* **PROMPT**
Which lines of the records contain "spectrogram"? Collect every one of them.

═══ RECORDS FOR THIS EXERCISE

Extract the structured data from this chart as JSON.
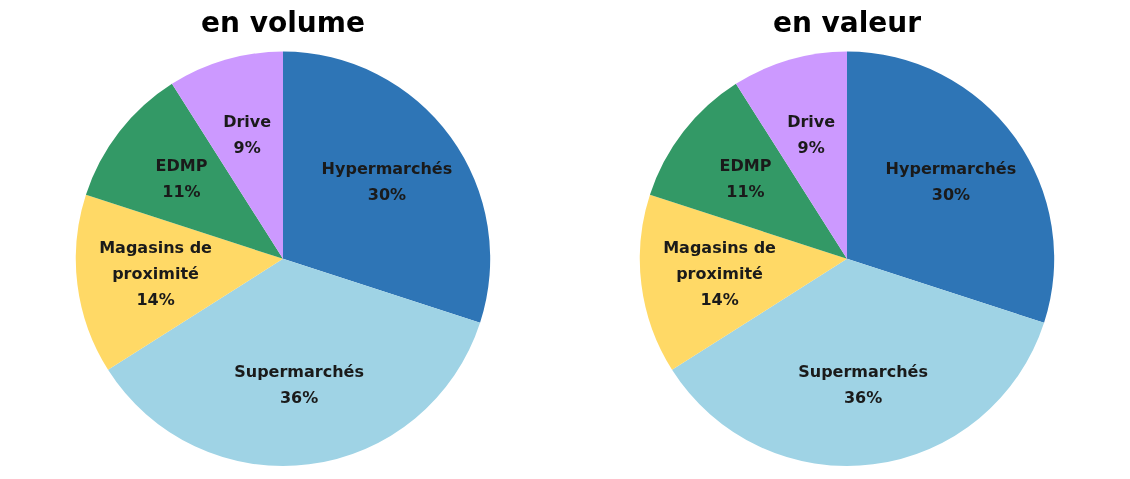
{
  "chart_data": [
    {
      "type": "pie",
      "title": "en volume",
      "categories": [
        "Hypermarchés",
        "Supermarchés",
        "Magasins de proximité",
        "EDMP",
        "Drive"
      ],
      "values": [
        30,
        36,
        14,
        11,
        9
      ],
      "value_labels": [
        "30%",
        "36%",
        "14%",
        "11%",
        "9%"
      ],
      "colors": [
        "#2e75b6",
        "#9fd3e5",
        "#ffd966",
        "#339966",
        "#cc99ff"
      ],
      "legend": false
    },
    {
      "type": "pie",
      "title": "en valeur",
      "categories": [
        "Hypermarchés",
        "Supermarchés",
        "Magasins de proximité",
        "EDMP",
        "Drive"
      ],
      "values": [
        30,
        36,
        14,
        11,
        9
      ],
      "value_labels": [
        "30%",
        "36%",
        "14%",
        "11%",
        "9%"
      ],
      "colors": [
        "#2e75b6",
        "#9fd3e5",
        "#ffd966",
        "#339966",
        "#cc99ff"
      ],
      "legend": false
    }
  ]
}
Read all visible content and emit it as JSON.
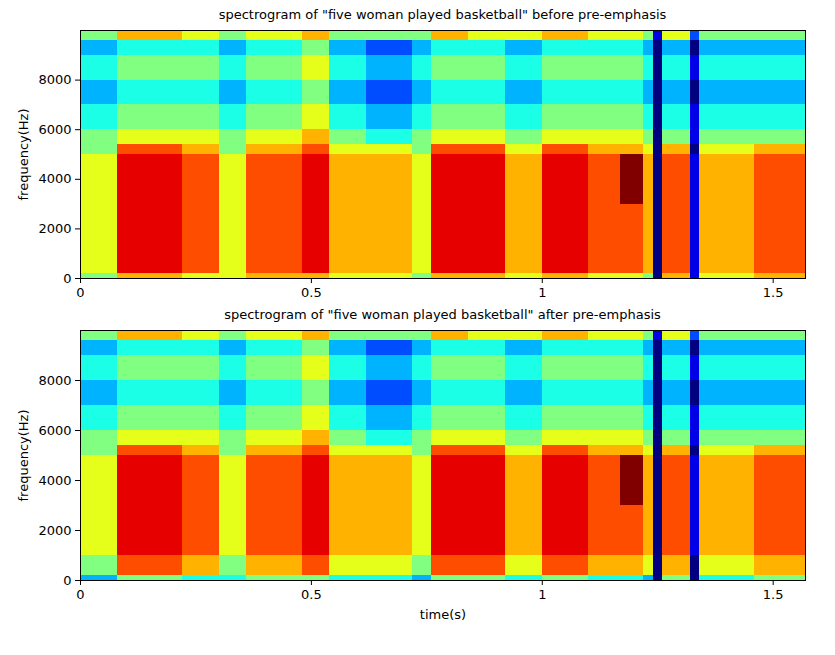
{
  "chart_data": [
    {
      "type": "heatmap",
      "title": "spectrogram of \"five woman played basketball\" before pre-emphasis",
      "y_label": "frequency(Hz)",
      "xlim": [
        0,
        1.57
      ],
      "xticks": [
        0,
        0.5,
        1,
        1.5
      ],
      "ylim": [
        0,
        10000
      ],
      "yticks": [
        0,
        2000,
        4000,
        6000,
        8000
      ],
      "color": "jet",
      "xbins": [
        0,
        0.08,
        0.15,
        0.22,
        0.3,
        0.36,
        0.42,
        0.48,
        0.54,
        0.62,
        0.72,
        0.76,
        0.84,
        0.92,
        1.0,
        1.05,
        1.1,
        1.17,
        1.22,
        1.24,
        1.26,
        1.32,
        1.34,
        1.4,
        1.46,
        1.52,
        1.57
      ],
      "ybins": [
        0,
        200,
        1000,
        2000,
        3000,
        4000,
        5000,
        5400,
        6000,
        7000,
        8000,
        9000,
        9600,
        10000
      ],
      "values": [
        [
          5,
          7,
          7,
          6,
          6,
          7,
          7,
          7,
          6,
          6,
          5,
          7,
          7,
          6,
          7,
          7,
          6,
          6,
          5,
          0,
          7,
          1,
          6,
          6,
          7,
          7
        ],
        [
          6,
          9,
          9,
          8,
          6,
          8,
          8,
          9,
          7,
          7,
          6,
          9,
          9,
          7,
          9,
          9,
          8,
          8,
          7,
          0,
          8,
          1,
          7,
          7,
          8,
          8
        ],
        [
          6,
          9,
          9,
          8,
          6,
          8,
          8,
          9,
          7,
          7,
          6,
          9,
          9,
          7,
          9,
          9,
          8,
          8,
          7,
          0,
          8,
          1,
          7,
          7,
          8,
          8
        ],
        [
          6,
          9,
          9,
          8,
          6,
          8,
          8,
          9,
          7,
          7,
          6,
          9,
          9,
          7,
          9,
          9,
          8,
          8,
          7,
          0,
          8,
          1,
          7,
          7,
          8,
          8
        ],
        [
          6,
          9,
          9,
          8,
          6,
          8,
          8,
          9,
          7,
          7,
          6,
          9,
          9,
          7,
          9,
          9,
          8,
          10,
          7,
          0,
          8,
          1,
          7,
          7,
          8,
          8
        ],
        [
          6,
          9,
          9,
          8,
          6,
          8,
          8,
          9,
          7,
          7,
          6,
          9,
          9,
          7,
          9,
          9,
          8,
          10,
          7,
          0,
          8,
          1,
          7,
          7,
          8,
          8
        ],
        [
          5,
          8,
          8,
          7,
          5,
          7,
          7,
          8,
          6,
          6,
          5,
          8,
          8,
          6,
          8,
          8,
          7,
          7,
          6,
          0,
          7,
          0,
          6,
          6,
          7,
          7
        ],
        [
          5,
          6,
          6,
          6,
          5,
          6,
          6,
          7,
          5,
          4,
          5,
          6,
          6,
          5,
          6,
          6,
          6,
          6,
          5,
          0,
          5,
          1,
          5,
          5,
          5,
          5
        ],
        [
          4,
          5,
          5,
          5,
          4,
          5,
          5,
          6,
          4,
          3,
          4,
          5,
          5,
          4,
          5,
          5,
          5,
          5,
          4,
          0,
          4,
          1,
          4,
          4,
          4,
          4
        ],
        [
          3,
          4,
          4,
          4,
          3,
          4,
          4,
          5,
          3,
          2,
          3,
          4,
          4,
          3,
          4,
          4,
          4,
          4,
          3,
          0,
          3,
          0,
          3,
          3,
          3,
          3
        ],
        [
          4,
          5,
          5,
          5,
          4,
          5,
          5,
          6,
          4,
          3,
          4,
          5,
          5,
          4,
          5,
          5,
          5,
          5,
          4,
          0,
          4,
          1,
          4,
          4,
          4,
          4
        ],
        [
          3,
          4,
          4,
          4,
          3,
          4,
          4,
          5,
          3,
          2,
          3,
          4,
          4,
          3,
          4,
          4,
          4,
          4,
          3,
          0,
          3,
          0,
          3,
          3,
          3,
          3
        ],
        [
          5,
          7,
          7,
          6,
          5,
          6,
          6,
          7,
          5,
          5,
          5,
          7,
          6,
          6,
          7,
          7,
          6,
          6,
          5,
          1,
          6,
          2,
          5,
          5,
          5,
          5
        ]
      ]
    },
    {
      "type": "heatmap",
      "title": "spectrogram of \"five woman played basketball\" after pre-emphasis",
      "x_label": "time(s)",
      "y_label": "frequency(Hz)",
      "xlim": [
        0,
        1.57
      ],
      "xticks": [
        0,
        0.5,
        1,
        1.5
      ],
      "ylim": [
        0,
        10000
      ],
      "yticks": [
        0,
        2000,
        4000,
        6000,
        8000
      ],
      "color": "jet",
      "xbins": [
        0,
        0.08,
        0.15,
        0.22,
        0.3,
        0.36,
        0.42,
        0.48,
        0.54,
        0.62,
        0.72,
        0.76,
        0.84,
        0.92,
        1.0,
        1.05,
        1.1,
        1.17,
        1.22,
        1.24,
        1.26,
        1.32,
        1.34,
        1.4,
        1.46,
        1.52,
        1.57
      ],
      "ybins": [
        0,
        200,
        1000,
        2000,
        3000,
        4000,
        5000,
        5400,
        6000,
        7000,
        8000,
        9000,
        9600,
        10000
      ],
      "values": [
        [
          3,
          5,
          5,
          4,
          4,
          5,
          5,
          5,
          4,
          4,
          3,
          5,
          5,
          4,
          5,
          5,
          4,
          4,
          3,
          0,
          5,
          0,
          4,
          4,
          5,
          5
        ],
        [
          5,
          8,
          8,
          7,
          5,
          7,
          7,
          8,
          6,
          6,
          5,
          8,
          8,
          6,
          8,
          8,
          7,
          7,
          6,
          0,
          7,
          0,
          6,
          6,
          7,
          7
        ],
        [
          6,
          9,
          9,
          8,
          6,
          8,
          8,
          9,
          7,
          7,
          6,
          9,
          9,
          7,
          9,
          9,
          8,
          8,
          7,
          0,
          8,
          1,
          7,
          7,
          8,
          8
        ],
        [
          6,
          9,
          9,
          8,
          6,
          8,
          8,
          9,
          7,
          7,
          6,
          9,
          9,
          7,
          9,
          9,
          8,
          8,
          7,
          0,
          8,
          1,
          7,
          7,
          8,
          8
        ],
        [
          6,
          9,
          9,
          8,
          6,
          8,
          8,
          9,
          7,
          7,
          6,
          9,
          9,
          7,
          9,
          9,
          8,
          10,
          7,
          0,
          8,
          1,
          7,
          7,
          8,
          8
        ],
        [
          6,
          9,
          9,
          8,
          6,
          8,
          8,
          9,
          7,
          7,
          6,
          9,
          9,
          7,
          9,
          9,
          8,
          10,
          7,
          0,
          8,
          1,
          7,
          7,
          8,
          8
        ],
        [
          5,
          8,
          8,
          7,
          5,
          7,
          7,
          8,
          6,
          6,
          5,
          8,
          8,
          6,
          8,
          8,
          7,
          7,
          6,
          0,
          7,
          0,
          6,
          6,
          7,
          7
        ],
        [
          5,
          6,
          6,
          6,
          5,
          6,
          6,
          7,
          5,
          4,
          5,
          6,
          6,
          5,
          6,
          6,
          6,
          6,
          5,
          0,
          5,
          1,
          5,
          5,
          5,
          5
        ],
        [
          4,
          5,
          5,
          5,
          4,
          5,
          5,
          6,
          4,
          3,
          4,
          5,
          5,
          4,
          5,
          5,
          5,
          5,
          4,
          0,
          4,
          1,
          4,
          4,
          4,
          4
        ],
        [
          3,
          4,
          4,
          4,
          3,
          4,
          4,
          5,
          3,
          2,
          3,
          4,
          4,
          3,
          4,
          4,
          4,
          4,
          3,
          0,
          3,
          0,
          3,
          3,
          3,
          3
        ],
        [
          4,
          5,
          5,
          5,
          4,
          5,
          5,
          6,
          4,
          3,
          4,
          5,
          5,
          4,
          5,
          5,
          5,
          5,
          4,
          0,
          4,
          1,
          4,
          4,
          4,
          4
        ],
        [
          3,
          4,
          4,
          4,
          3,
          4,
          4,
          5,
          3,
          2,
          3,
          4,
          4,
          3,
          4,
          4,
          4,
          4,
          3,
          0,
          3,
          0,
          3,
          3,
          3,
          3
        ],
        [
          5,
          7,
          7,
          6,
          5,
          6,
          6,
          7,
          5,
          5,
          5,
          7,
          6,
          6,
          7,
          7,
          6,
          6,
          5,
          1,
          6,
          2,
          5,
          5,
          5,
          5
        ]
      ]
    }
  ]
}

══════

* **COMPLETE OUTPUT**
      "title": "spectrogram of \"five woman played basketball\" before pre-emphasis",
      "title": "spectrogram of \"five woman played basketball\" after pre-emphasis",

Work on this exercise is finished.